▸ STATED EXERCISE: Where a line holds the string "title", return that line.

### RECORDED INFORMATION

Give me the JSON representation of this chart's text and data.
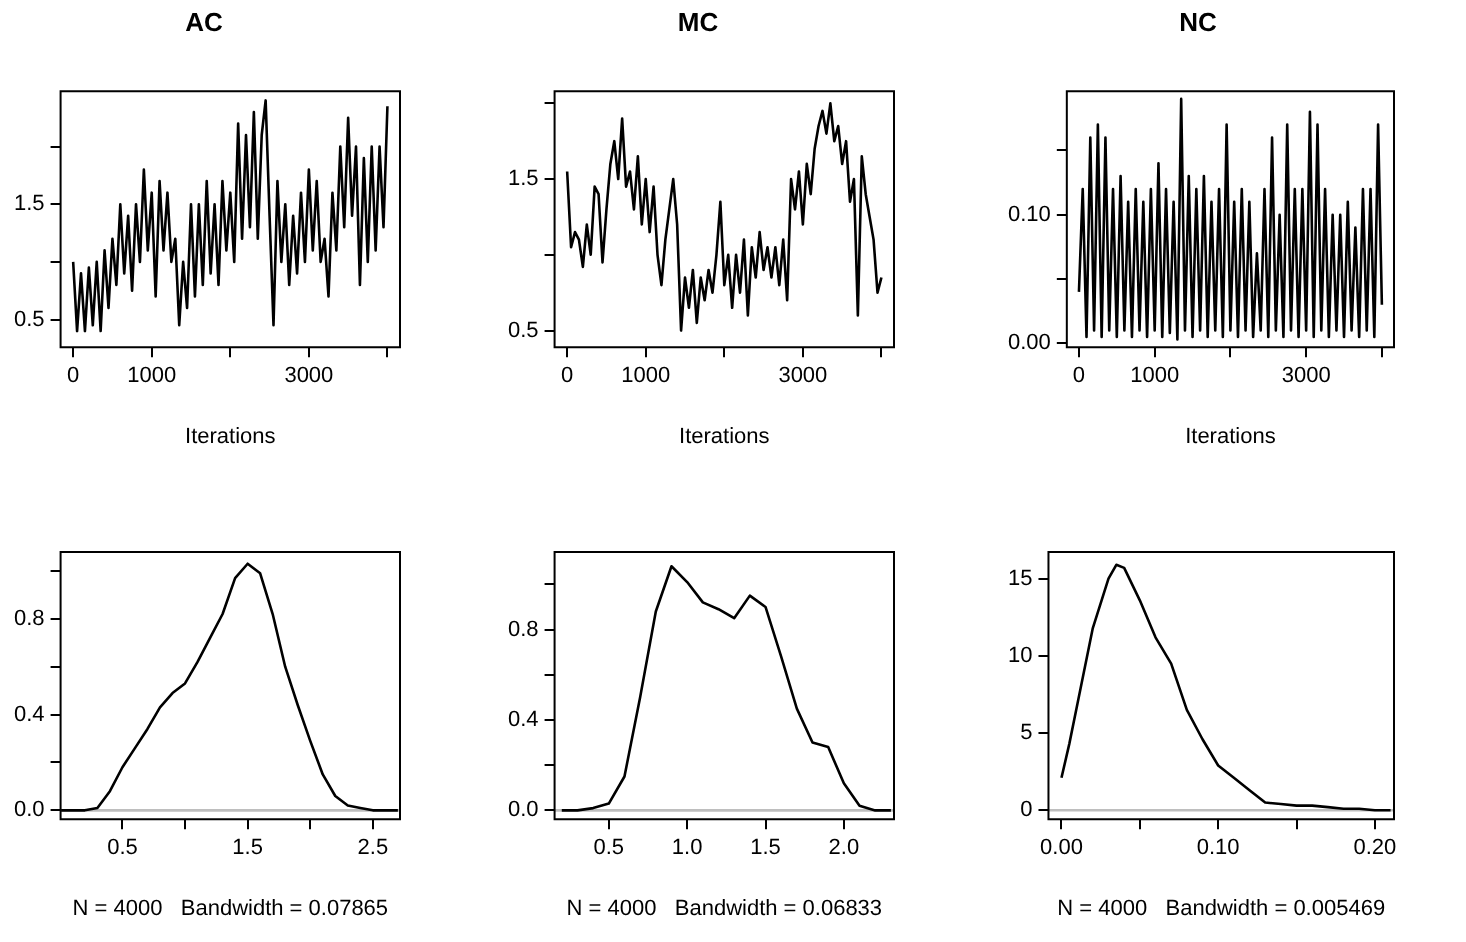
{
  "chart_data": [
    {
      "type": "line",
      "title": "AC",
      "xlabel": "Iterations",
      "x": [
        0,
        50,
        100,
        150,
        200,
        250,
        300,
        350,
        400,
        450,
        500,
        550,
        600,
        650,
        700,
        750,
        800,
        850,
        900,
        950,
        1000,
        1050,
        1100,
        1150,
        1200,
        1250,
        1300,
        1350,
        1400,
        1450,
        1500,
        1550,
        1600,
        1650,
        1700,
        1750,
        1800,
        1850,
        1900,
        1950,
        2000,
        2050,
        2100,
        2150,
        2200,
        2250,
        2300,
        2350,
        2400,
        2450,
        2500,
        2550,
        2600,
        2650,
        2700,
        2750,
        2800,
        2850,
        2900,
        2950,
        3000,
        3050,
        3100,
        3150,
        3200,
        3250,
        3300,
        3350,
        3400,
        3450,
        3500,
        3550,
        3600,
        3650,
        3700,
        3750,
        3800,
        3850,
        3900,
        3950,
        4000
      ],
      "series": [
        {
          "color": "#000000",
          "values": [
            1.0,
            0.4,
            0.9,
            0.4,
            0.95,
            0.45,
            1.0,
            0.4,
            1.1,
            0.6,
            1.2,
            0.8,
            1.5,
            0.9,
            1.4,
            0.75,
            1.5,
            1.0,
            1.8,
            1.1,
            1.6,
            0.7,
            1.7,
            1.1,
            1.6,
            1.0,
            1.2,
            0.45,
            1.0,
            0.6,
            1.5,
            0.7,
            1.5,
            0.8,
            1.7,
            0.9,
            1.5,
            0.8,
            1.7,
            1.1,
            1.6,
            1.0,
            2.2,
            1.2,
            2.1,
            1.3,
            2.3,
            1.2,
            2.1,
            2.4,
            1.4,
            0.45,
            1.7,
            1.0,
            1.5,
            0.8,
            1.4,
            0.9,
            1.6,
            1.0,
            1.8,
            1.1,
            1.7,
            1.0,
            1.2,
            0.7,
            1.6,
            1.1,
            2.0,
            1.3,
            2.25,
            1.4,
            2.0,
            0.8,
            1.9,
            1.0,
            2.0,
            1.1,
            2.0,
            1.3,
            2.35
          ]
        }
      ],
      "xlim": [
        -160,
        4160
      ],
      "xticks": [
        0,
        1000,
        {
          "value": 2000,
          "label": null
        },
        3000,
        {
          "value": 4000,
          "label": null
        }
      ],
      "ylim": [
        0.26,
        2.48
      ],
      "yticks": [
        0.5,
        {
          "value": 1.0,
          "label": null
        },
        1.5,
        {
          "value": 2.0,
          "label": null
        }
      ]
    },
    {
      "type": "line",
      "title": "MC",
      "xlabel": "Iterations",
      "x": [
        0,
        50,
        100,
        150,
        200,
        250,
        300,
        350,
        400,
        450,
        500,
        550,
        600,
        650,
        700,
        750,
        800,
        850,
        900,
        950,
        1000,
        1050,
        1100,
        1150,
        1200,
        1250,
        1300,
        1350,
        1400,
        1450,
        1500,
        1550,
        1600,
        1650,
        1700,
        1750,
        1800,
        1850,
        1900,
        1950,
        2000,
        2050,
        2100,
        2150,
        2200,
        2250,
        2300,
        2350,
        2400,
        2450,
        2500,
        2550,
        2600,
        2650,
        2700,
        2750,
        2800,
        2850,
        2900,
        2950,
        3000,
        3050,
        3100,
        3150,
        3200,
        3250,
        3300,
        3350,
        3400,
        3450,
        3500,
        3550,
        3600,
        3650,
        3700,
        3750,
        3800,
        3850,
        3900,
        3950,
        4000
      ],
      "series": [
        {
          "color": "#000000",
          "values": [
            1.55,
            1.05,
            1.15,
            1.1,
            0.92,
            1.2,
            1.0,
            1.45,
            1.4,
            0.95,
            1.3,
            1.6,
            1.75,
            1.5,
            1.9,
            1.45,
            1.55,
            1.3,
            1.65,
            1.2,
            1.5,
            1.15,
            1.45,
            1.0,
            0.8,
            1.1,
            1.3,
            1.5,
            1.2,
            0.5,
            0.85,
            0.65,
            0.9,
            0.55,
            0.85,
            0.7,
            0.9,
            0.75,
            1.0,
            1.35,
            0.8,
            1.0,
            0.65,
            1.0,
            0.75,
            1.1,
            0.6,
            1.05,
            0.85,
            1.15,
            0.9,
            1.05,
            0.85,
            1.05,
            0.8,
            1.1,
            0.7,
            1.5,
            1.3,
            1.55,
            1.2,
            1.6,
            1.4,
            1.7,
            1.85,
            1.95,
            1.8,
            2.0,
            1.75,
            1.85,
            1.6,
            1.75,
            1.35,
            1.5,
            0.6,
            1.65,
            1.4,
            1.25,
            1.1,
            0.75,
            0.85
          ]
        }
      ],
      "xlim": [
        -160,
        4160
      ],
      "xticks": [
        0,
        1000,
        {
          "value": 2000,
          "label": null
        },
        3000,
        {
          "value": 4000,
          "label": null
        }
      ],
      "ylim": [
        0.39,
        2.08
      ],
      "yticks": [
        0.5,
        {
          "value": 1.0,
          "label": null
        },
        1.5,
        {
          "value": 2.0,
          "label": null
        }
      ]
    },
    {
      "type": "line",
      "title": "NC",
      "xlabel": "Iterations",
      "x": [
        0,
        50,
        100,
        150,
        200,
        250,
        300,
        350,
        400,
        450,
        500,
        550,
        600,
        650,
        700,
        750,
        800,
        850,
        900,
        950,
        1000,
        1050,
        1100,
        1150,
        1200,
        1250,
        1300,
        1350,
        1400,
        1450,
        1500,
        1550,
        1600,
        1650,
        1700,
        1750,
        1800,
        1850,
        1900,
        1950,
        2000,
        2050,
        2100,
        2150,
        2200,
        2250,
        2300,
        2350,
        2400,
        2450,
        2500,
        2550,
        2600,
        2650,
        2700,
        2750,
        2800,
        2850,
        2900,
        2950,
        3000,
        3050,
        3100,
        3150,
        3200,
        3250,
        3300,
        3350,
        3400,
        3450,
        3500,
        3550,
        3600,
        3650,
        3700,
        3750,
        3800,
        3850,
        3900,
        3950,
        4000
      ],
      "series": [
        {
          "color": "#000000",
          "values": [
            0.04,
            0.12,
            0.005,
            0.16,
            0.01,
            0.17,
            0.005,
            0.16,
            0.01,
            0.12,
            0.005,
            0.13,
            0.01,
            0.11,
            0.005,
            0.12,
            0.01,
            0.11,
            0.005,
            0.12,
            0.01,
            0.14,
            0.005,
            0.12,
            0.008,
            0.11,
            0.003,
            0.19,
            0.01,
            0.13,
            0.005,
            0.12,
            0.01,
            0.13,
            0.005,
            0.11,
            0.01,
            0.12,
            0.005,
            0.17,
            0.01,
            0.11,
            0.005,
            0.12,
            0.01,
            0.11,
            0.005,
            0.07,
            0.01,
            0.12,
            0.005,
            0.16,
            0.01,
            0.1,
            0.005,
            0.17,
            0.01,
            0.12,
            0.005,
            0.12,
            0.01,
            0.18,
            0.005,
            0.17,
            0.01,
            0.12,
            0.005,
            0.1,
            0.01,
            0.1,
            0.005,
            0.11,
            0.01,
            0.09,
            0.005,
            0.12,
            0.01,
            0.12,
            0.005,
            0.17,
            0.03
          ]
        }
      ],
      "xlim": [
        -160,
        4160
      ],
      "xticks": [
        0,
        1000,
        {
          "value": 2000,
          "label": null
        },
        3000,
        {
          "value": 4000,
          "label": null
        }
      ],
      "ylim": [
        -0.003,
        0.196
      ],
      "yticks": [
        {
          "value": 0,
          "label": "0.00"
        },
        {
          "value": 0.05,
          "label": null
        },
        {
          "value": 0.1,
          "label": "0.10"
        },
        {
          "value": 0.15,
          "label": null
        }
      ]
    },
    {
      "type": "line",
      "xlabel": "N = 4000   Bandwidth = 0.07865",
      "x": [
        0.01,
        0.1,
        0.2,
        0.3,
        0.4,
        0.5,
        0.6,
        0.7,
        0.8,
        0.9,
        1.0,
        1.1,
        1.2,
        1.3,
        1.4,
        1.5,
        1.6,
        1.7,
        1.8,
        1.9,
        2.0,
        2.1,
        2.2,
        2.3,
        2.4,
        2.5,
        2.6,
        2.7
      ],
      "series": [
        {
          "color": "#000000",
          "values": [
            0,
            0,
            0,
            0.01,
            0.08,
            0.18,
            0.26,
            0.34,
            0.43,
            0.49,
            0.53,
            0.62,
            0.72,
            0.82,
            0.97,
            1.03,
            0.99,
            0.82,
            0.6,
            0.44,
            0.29,
            0.15,
            0.06,
            0.02,
            0.01,
            0,
            0,
            0
          ]
        }
      ],
      "xlim": [
        0.006,
        2.717
      ],
      "xticks": [
        0.5,
        {
          "value": 1.0,
          "label": null
        },
        1.5,
        {
          "value": 2.0,
          "label": null
        },
        2.5
      ],
      "ylim": [
        -0.037,
        1.079
      ],
      "yticks": [
        {
          "value": 0,
          "label": "0.0"
        },
        {
          "value": 0.2,
          "label": null
        },
        0.4,
        {
          "value": 0.6,
          "label": null
        },
        0.8,
        {
          "value": 1.0,
          "label": null
        }
      ],
      "ref_lines": [
        {
          "axis": "y",
          "value": 0,
          "color": "#bebebe"
        }
      ]
    },
    {
      "type": "line",
      "xlabel": "N = 4000   Bandwidth = 0.06833",
      "x": [
        0.2,
        0.3,
        0.4,
        0.5,
        0.6,
        0.7,
        0.8,
        0.9,
        1.0,
        1.1,
        1.2,
        1.3,
        1.4,
        1.5,
        1.6,
        1.7,
        1.8,
        1.9,
        2.0,
        2.1,
        2.2,
        2.3
      ],
      "series": [
        {
          "color": "#000000",
          "values": [
            0,
            0,
            0.01,
            0.03,
            0.15,
            0.5,
            0.88,
            1.08,
            1.01,
            0.92,
            0.89,
            0.85,
            0.95,
            0.9,
            0.68,
            0.45,
            0.3,
            0.28,
            0.12,
            0.02,
            0,
            0
          ]
        }
      ],
      "xlim": [
        0.154,
        2.32
      ],
      "xticks": [
        0.5,
        {
          "value": 1.0,
          "label": "1.0"
        },
        1.5,
        {
          "value": 2.0,
          "label": "2.0"
        }
      ],
      "ylim": [
        -0.039,
        1.143
      ],
      "yticks": [
        {
          "value": 0,
          "label": "0.0"
        },
        {
          "value": 0.2,
          "label": null
        },
        0.4,
        {
          "value": 0.6,
          "label": null
        },
        0.8,
        {
          "value": 1.0,
          "label": null
        }
      ],
      "ref_lines": [
        {
          "axis": "y",
          "value": 0,
          "color": "#bebebe"
        }
      ]
    },
    {
      "type": "line",
      "xlabel": "N = 4000   Bandwidth = 0.005469",
      "x": [
        0,
        0.005,
        0.01,
        0.02,
        0.03,
        0.035,
        0.04,
        0.05,
        0.06,
        0.07,
        0.08,
        0.09,
        0.1,
        0.11,
        0.12,
        0.13,
        0.14,
        0.15,
        0.16,
        0.17,
        0.18,
        0.19,
        0.2,
        0.21
      ],
      "series": [
        {
          "color": "#000000",
          "values": [
            2.1,
            4.3,
            6.8,
            11.8,
            15.0,
            15.9,
            15.7,
            13.6,
            11.2,
            9.5,
            6.5,
            4.6,
            2.9,
            2.1,
            1.3,
            0.5,
            0.4,
            0.3,
            0.3,
            0.2,
            0.1,
            0.1,
            0,
            0
          ]
        }
      ],
      "xlim": [
        -0.0083,
        0.2122
      ],
      "xticks": [
        {
          "value": 0,
          "label": "0.00"
        },
        {
          "value": 0.05,
          "label": null
        },
        {
          "value": 0.1,
          "label": "0.10"
        },
        {
          "value": 0.15,
          "label": null
        },
        {
          "value": 0.2,
          "label": "0.20"
        }
      ],
      "ylim": [
        -0.58,
        16.73
      ],
      "yticks": [
        0,
        5,
        10,
        15
      ],
      "ref_lines": [
        {
          "axis": "y",
          "value": 0,
          "color": "#bebebe"
        }
      ]
    }
  ]
}
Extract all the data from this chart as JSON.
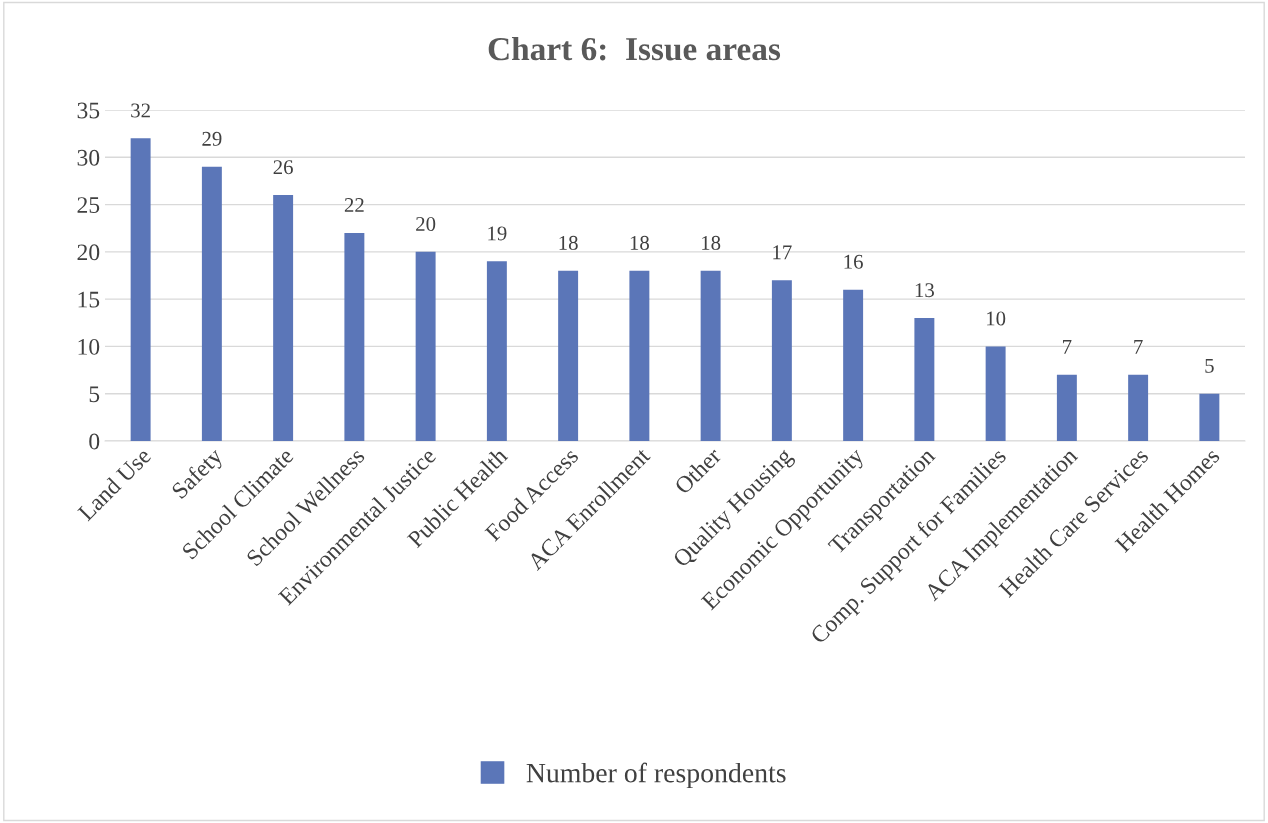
{
  "chart_data": {
    "type": "bar",
    "title": "Chart 6:  Issue areas",
    "categories": [
      "Land Use",
      "Safety",
      "School Climate",
      "School Wellness",
      "Environmental Justice",
      "Public Health",
      "Food Access",
      "ACA Enrollment",
      "Other",
      "Quality Housing",
      "Economic Opportunity",
      "Transportation",
      "Comp. Support for Families",
      "ACA Implementation",
      "Health Care Services",
      "Health Homes"
    ],
    "series": [
      {
        "name": "Number of respondents",
        "color": "#5b76b8",
        "values": [
          32,
          29,
          26,
          22,
          20,
          19,
          18,
          18,
          18,
          17,
          16,
          13,
          10,
          7,
          7,
          5
        ]
      }
    ],
    "ylim": [
      0,
      35
    ],
    "yticks": [
      0,
      5,
      10,
      15,
      20,
      25,
      30,
      35
    ],
    "grid": "y",
    "legend": "bottom",
    "data_labels": true
  }
}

######

▸ SOLUTION BELOW:
      "title": "AC",
      "title": "MC",
      "title": "NC",
    "title": "Chart 6:  Issue areas",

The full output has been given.